***** RECORDS SUPPLIED
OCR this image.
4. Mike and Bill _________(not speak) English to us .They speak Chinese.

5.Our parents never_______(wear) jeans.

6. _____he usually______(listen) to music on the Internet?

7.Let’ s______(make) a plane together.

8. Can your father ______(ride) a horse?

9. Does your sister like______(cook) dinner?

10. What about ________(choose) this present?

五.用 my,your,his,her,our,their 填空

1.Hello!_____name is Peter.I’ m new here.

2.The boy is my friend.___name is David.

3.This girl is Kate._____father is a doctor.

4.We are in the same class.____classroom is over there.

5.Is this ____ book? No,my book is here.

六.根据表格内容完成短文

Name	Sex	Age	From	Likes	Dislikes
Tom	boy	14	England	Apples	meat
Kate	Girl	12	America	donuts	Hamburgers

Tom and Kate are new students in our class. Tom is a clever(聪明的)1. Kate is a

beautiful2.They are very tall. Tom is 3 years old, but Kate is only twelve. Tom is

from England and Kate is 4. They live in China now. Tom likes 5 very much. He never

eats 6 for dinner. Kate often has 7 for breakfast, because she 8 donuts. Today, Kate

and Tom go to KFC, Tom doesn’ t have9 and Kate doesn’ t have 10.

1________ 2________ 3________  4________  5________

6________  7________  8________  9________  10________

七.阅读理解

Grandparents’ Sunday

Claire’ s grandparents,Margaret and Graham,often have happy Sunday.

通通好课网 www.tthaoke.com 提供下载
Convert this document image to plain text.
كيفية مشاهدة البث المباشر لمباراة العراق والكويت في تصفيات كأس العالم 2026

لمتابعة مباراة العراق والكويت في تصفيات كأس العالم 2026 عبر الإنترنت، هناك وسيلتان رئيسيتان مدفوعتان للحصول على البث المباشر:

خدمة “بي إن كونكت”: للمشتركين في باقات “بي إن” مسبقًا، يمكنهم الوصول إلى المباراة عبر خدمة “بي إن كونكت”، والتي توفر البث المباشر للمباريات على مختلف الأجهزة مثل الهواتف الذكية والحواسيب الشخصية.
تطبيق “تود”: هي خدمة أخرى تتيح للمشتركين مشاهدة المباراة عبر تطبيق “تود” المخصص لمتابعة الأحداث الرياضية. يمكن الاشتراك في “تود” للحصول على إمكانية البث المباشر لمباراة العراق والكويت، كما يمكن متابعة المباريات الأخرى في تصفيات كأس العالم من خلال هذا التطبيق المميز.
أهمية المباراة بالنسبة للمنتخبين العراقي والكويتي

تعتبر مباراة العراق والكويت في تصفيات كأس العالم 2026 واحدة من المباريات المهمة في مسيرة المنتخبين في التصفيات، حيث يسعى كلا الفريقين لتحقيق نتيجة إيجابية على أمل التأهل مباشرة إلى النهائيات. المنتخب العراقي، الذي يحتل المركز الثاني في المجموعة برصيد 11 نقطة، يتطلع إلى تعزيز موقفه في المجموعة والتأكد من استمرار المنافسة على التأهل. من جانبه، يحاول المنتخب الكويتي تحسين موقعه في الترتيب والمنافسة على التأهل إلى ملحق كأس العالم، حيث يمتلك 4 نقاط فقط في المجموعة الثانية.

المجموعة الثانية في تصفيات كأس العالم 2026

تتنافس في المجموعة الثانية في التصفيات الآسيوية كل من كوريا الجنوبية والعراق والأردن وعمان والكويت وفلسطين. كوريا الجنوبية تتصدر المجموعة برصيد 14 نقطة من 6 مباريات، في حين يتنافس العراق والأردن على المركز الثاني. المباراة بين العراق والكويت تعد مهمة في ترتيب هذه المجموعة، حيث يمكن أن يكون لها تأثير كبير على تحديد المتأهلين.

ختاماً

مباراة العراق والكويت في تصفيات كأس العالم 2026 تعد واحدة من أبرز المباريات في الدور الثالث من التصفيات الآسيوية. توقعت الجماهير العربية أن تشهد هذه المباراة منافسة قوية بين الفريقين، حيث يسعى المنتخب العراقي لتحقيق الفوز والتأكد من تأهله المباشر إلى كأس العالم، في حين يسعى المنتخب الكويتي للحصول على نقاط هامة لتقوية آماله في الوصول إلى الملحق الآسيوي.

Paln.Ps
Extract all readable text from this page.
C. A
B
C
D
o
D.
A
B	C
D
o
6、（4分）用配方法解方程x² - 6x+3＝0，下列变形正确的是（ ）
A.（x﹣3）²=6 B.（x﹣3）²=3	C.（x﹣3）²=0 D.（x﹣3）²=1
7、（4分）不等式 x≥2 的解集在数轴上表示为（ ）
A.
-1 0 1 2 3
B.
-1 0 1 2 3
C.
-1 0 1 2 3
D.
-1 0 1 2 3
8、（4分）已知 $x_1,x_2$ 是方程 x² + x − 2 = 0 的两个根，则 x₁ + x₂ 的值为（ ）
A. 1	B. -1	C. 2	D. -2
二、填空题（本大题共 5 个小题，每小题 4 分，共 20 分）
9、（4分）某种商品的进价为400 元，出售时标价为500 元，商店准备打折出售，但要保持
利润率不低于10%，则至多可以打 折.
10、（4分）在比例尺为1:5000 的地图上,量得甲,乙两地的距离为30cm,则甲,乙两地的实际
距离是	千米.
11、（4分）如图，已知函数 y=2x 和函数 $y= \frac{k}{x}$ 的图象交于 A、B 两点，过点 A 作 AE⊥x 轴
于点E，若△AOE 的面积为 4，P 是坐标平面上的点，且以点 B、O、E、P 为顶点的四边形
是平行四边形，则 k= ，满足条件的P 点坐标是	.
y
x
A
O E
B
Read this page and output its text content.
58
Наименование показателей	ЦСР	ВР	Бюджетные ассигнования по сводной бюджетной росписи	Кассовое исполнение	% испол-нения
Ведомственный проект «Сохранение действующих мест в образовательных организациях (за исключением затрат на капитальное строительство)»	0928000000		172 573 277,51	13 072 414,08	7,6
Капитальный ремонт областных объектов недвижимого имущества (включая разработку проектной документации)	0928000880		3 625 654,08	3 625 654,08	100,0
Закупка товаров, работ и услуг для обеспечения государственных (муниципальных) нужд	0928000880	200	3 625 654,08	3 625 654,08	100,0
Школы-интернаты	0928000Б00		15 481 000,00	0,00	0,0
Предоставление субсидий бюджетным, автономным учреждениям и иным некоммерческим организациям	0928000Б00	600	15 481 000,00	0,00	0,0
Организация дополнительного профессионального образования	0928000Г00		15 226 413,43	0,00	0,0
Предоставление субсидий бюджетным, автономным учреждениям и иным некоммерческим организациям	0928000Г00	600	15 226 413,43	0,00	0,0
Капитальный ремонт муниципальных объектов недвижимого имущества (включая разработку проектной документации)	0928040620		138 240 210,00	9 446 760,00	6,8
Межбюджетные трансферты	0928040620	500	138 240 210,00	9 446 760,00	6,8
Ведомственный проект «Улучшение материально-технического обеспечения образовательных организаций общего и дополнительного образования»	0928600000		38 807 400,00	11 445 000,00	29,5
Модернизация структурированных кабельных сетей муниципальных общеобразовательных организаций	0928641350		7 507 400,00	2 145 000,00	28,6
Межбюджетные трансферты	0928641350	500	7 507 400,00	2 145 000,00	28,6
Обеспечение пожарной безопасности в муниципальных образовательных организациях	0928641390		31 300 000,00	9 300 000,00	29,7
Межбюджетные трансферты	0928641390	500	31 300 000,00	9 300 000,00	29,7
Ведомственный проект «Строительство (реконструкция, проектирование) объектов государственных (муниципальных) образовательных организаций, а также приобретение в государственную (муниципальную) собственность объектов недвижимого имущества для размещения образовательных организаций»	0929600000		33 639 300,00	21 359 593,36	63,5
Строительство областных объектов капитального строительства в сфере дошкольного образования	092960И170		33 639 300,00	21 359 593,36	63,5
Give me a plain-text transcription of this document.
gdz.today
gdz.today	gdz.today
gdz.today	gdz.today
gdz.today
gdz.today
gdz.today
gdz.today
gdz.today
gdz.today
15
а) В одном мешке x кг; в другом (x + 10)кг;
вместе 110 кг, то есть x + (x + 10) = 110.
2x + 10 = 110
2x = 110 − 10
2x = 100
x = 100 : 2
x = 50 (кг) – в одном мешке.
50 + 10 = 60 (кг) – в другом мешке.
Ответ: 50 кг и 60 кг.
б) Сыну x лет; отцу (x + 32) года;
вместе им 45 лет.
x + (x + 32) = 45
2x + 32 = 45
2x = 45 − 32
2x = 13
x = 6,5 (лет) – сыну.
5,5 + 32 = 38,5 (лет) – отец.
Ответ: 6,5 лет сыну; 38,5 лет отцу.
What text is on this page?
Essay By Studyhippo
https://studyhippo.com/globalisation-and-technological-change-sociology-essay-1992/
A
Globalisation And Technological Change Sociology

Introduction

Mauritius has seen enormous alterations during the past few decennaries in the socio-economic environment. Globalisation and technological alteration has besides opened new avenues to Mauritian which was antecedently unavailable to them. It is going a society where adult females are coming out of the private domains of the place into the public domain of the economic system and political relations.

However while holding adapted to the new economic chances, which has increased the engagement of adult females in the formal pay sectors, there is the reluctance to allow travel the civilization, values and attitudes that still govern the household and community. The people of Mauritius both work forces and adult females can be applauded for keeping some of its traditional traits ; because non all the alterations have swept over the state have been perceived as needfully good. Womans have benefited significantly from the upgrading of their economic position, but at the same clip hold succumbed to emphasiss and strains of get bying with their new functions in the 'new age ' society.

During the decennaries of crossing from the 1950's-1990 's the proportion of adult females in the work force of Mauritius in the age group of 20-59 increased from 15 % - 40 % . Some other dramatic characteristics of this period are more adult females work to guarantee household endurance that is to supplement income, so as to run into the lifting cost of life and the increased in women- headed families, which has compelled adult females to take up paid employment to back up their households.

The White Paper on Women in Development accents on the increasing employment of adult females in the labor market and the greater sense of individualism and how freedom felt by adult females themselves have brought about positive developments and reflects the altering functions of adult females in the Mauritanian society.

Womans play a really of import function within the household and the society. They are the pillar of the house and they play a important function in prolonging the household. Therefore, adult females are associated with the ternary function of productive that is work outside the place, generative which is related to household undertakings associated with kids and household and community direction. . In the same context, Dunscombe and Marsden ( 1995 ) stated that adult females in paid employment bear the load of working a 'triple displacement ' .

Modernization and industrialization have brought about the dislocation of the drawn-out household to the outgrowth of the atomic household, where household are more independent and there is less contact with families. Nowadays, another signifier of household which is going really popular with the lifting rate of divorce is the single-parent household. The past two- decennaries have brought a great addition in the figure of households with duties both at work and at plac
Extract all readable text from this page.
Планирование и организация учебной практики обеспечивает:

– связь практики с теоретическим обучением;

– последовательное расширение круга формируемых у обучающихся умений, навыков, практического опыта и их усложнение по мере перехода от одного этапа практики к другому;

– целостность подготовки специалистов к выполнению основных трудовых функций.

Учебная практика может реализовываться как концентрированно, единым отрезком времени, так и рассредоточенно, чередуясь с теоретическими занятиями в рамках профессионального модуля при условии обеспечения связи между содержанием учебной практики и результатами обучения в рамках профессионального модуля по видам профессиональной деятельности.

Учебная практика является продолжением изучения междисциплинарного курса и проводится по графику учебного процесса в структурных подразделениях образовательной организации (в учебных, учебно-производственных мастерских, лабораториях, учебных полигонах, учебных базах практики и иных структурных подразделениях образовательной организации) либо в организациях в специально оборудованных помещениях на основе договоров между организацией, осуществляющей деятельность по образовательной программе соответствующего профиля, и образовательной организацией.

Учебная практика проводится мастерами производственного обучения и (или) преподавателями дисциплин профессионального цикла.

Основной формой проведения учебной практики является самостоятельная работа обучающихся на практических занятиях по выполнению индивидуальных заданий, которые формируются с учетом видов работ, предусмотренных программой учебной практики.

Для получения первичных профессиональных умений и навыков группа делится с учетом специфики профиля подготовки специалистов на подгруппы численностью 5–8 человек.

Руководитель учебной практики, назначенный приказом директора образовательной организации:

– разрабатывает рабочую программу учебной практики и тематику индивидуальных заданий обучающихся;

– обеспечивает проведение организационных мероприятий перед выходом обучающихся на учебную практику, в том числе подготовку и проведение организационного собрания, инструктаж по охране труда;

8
**********
Set out every line from the material that contains the string "page".

Extract all readable text from this page.
Read this page and output its text content.
What text is on this page?
Extract all readable text from this page.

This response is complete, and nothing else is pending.